Data for this exercise:
_____
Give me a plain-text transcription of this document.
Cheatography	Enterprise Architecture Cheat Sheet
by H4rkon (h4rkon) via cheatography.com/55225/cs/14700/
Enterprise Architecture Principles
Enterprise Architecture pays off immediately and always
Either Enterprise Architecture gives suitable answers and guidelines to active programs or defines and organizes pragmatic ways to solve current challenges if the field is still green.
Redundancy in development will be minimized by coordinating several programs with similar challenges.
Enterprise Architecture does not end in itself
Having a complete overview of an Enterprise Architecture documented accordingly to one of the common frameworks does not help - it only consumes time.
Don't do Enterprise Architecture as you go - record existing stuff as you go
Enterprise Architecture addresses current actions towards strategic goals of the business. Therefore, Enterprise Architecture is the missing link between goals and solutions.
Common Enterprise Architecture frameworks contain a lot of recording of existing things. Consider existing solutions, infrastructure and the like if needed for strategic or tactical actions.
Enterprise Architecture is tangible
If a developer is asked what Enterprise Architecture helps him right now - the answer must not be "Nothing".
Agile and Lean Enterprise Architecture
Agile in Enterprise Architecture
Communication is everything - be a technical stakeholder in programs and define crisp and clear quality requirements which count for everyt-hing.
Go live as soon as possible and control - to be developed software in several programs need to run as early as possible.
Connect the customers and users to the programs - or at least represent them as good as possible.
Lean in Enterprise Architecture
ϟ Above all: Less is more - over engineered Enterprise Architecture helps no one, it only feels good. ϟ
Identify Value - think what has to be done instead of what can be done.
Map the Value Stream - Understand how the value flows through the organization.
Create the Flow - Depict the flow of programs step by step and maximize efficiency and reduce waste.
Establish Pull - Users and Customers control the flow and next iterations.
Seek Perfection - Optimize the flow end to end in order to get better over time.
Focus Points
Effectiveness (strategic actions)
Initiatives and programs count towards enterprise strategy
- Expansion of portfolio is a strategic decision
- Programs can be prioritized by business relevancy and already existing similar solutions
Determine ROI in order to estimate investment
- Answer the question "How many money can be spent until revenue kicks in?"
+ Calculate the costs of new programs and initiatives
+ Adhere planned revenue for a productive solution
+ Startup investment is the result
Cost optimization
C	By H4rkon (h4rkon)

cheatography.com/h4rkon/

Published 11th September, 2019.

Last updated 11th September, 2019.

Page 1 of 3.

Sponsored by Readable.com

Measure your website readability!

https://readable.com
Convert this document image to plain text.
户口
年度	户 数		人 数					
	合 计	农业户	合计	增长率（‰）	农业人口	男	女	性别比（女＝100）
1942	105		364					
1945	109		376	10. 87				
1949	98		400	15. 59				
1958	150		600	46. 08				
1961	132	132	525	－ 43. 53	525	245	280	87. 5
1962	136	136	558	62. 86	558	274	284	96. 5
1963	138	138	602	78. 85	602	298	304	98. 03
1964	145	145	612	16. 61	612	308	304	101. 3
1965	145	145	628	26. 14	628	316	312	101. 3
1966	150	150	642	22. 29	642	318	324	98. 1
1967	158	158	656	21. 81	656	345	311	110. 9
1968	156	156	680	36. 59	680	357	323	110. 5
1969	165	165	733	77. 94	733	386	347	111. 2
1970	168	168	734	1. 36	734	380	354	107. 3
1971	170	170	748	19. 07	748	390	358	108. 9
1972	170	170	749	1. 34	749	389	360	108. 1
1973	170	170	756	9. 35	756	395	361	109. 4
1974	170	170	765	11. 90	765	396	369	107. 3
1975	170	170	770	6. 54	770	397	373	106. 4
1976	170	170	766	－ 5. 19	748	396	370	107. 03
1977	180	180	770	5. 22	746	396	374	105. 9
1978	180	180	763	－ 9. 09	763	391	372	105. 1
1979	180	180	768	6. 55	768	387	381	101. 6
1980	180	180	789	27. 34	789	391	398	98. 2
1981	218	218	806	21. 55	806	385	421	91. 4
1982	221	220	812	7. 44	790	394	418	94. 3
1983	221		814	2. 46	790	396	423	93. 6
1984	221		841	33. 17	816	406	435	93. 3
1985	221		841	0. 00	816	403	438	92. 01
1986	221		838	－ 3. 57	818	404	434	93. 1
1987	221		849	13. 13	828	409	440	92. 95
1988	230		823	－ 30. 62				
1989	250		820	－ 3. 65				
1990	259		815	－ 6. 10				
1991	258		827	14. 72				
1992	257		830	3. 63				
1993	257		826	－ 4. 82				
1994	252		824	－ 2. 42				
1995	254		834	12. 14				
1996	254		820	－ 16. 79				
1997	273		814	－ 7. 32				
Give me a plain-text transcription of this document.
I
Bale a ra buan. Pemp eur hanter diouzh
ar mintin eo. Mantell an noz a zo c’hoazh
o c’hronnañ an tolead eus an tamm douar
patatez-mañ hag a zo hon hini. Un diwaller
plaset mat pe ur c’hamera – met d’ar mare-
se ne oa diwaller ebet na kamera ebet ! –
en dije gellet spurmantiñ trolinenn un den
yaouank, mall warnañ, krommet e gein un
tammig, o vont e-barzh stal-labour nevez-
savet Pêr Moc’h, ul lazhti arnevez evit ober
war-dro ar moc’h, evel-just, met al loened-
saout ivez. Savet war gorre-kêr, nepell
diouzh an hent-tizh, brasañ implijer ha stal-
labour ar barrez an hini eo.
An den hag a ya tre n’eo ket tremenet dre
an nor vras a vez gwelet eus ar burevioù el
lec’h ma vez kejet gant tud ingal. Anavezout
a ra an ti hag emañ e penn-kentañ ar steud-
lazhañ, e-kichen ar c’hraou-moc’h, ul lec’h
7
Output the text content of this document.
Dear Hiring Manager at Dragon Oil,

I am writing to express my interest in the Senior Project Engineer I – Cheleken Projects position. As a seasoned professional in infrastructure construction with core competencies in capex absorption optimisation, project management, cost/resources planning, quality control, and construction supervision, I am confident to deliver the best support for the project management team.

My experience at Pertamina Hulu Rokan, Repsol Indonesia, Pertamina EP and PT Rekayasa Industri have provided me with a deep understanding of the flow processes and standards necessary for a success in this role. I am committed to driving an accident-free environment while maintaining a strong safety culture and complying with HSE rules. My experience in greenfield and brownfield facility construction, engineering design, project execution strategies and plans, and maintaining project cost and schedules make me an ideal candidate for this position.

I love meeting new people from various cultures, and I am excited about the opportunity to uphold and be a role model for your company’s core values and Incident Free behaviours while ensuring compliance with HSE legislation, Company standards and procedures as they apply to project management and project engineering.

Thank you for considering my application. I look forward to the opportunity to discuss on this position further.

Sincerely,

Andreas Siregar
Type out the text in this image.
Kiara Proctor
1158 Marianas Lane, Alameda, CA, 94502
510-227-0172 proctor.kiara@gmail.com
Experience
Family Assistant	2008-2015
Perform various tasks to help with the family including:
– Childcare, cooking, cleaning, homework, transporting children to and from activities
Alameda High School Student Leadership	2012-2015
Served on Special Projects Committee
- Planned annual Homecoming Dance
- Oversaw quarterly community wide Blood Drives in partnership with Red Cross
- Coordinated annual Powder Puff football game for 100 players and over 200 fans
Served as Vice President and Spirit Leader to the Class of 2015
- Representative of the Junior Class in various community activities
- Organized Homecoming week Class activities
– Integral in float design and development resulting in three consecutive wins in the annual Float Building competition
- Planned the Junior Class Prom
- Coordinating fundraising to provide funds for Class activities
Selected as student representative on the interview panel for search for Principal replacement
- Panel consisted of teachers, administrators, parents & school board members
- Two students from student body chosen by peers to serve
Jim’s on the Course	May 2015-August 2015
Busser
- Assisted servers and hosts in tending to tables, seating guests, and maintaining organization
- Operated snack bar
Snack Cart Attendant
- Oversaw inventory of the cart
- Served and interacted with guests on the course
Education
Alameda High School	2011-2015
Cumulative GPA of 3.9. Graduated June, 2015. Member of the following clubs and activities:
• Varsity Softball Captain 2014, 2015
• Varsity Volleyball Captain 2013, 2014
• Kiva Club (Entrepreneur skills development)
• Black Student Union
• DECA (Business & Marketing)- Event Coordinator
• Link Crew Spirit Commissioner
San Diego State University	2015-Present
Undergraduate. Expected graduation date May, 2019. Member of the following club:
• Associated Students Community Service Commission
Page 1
_____
Goal: Copy out every line of the material above that mentions the word "Projects".

Solution to this task:
I am writing to express my interest in the Senior Project Engineer I – Cheleken Projects position. As a seasoned professional in infrastructure construction with core competencies in capex absorption optimisation, project management, cost/resources planning, quality control, and construction supervision, I am confident to deliver the best support for the project management team.
Served on Special Projects Committee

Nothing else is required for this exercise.